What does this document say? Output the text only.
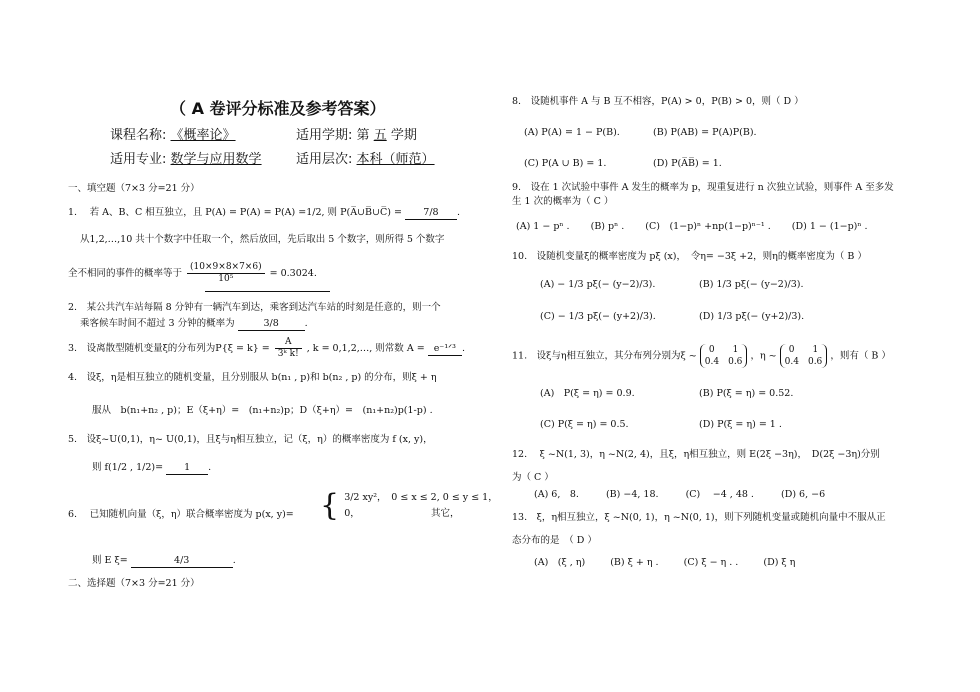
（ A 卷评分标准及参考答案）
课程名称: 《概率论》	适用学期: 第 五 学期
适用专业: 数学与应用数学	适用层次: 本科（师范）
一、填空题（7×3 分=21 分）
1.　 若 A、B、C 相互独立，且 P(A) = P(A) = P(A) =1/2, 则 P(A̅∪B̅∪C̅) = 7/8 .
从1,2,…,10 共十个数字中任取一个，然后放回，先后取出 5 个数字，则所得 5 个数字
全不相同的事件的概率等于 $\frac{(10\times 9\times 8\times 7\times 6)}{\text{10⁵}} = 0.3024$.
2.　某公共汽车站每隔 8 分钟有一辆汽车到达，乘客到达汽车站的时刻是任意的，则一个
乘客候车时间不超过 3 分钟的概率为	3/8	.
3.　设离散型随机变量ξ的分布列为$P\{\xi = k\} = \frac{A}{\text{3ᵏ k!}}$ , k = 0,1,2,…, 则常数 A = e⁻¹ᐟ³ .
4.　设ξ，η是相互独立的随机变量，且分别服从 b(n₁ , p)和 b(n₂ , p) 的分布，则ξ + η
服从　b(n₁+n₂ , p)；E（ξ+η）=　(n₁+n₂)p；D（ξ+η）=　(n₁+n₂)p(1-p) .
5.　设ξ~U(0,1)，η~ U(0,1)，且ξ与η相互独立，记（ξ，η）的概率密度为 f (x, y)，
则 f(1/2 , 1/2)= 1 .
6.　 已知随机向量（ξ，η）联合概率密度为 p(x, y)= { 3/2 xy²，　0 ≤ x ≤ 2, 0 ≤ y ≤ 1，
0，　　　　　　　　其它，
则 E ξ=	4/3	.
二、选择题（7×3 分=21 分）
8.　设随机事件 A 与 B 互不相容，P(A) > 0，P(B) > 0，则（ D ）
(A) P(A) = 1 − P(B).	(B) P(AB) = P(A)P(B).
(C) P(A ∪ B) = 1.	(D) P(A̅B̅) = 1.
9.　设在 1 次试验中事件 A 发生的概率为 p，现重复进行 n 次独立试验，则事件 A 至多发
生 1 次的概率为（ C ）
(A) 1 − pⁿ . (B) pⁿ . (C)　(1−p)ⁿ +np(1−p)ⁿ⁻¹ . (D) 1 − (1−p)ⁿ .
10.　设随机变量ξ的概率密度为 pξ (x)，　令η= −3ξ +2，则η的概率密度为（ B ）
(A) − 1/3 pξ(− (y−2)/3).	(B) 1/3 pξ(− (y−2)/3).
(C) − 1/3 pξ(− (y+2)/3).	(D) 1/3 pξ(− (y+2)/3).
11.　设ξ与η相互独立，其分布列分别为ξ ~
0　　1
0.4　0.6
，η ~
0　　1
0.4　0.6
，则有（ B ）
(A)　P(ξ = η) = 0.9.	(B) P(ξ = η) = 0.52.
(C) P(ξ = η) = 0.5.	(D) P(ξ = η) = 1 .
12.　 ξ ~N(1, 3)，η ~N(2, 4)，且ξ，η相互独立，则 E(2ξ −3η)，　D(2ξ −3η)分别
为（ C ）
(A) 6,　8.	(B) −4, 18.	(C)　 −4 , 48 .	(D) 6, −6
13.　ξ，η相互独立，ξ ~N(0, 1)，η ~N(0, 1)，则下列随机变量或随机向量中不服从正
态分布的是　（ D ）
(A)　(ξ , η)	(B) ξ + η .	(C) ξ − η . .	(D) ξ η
· · · · ·
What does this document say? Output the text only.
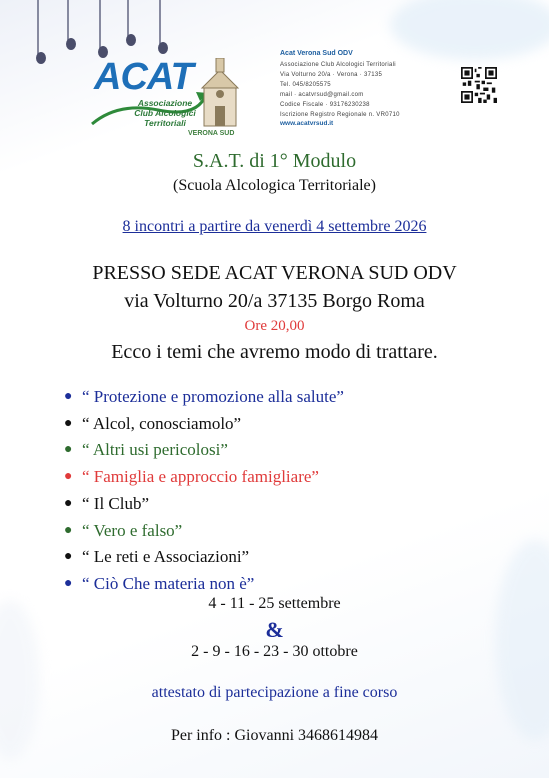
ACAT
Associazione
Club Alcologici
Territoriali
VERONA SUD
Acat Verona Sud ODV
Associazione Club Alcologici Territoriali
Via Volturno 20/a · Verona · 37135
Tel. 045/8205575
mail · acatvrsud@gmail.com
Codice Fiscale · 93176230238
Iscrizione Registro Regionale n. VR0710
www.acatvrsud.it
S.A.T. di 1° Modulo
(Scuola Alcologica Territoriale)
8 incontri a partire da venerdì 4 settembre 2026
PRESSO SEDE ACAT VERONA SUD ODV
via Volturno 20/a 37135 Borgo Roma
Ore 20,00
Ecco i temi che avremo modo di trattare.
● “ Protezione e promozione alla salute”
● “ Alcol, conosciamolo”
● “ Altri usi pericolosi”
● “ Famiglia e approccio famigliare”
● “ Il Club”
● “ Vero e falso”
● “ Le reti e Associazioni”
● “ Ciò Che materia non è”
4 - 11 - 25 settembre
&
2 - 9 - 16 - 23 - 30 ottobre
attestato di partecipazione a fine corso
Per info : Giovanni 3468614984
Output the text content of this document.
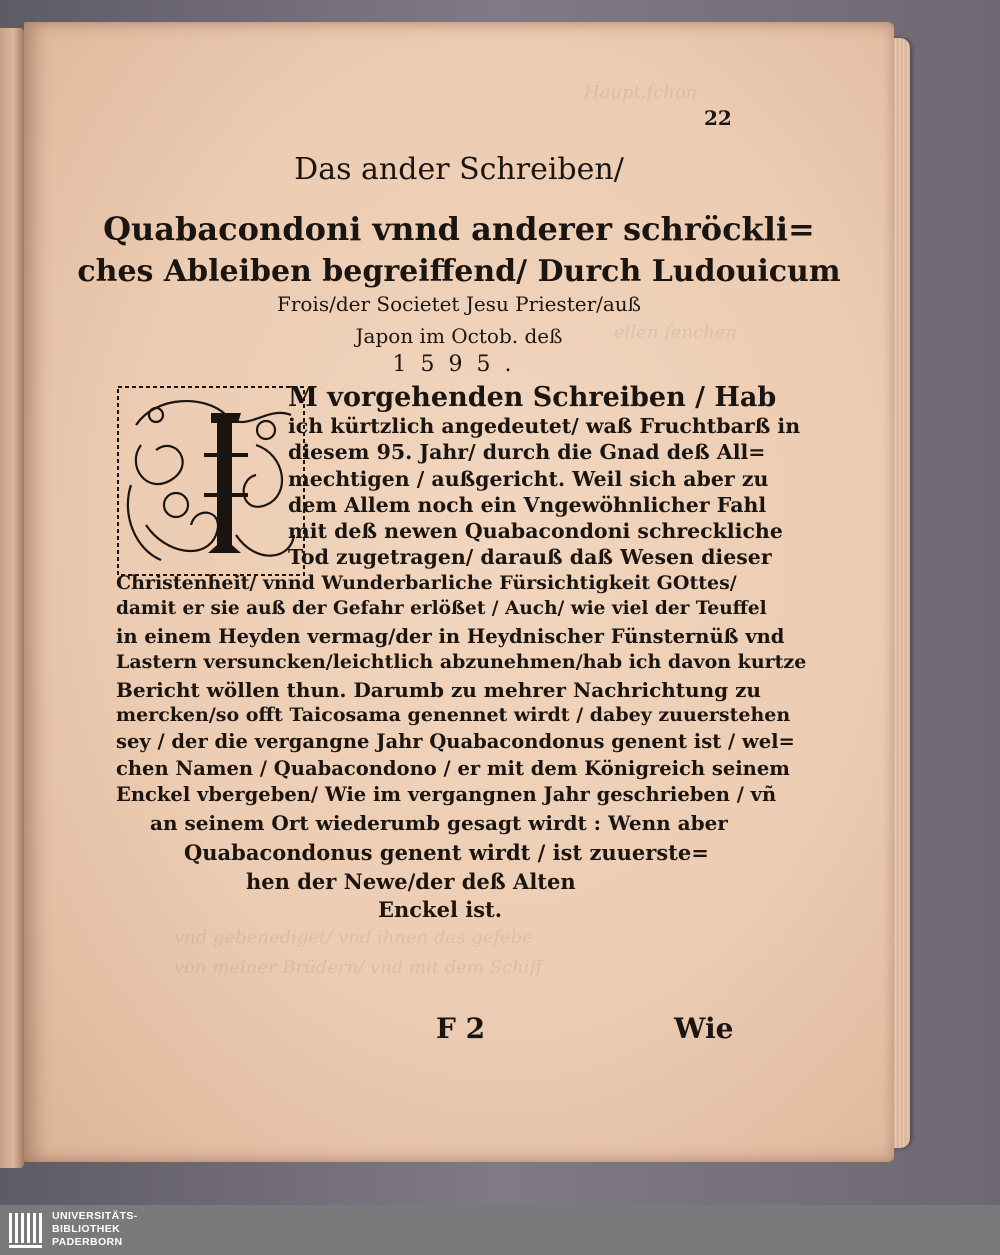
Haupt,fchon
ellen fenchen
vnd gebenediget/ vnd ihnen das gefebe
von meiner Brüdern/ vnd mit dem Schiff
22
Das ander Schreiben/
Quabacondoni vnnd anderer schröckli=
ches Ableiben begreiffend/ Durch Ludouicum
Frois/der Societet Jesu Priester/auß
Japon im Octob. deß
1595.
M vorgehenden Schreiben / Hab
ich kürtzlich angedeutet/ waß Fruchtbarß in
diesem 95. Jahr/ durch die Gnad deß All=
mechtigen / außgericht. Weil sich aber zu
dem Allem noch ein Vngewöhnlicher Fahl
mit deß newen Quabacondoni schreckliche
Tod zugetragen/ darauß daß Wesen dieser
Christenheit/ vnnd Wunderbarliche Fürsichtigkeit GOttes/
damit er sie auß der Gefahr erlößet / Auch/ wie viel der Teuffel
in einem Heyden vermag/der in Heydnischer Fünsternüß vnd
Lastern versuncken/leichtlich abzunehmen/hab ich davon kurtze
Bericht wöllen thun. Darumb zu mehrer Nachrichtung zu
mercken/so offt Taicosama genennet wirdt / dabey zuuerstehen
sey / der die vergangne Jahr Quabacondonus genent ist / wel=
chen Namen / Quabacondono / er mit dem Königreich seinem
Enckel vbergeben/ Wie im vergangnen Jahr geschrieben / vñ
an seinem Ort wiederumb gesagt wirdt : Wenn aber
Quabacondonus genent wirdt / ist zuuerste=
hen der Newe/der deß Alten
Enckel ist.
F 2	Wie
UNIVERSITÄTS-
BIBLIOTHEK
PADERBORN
· · · · ·
SET TASK
Reproduce each line of the entries in which the word "Enckel" is found.

SOLUTION BELOW
Enckel vbergeben/ Wie im vergangnen Jahr geschrieben / vñ
Enckel ist.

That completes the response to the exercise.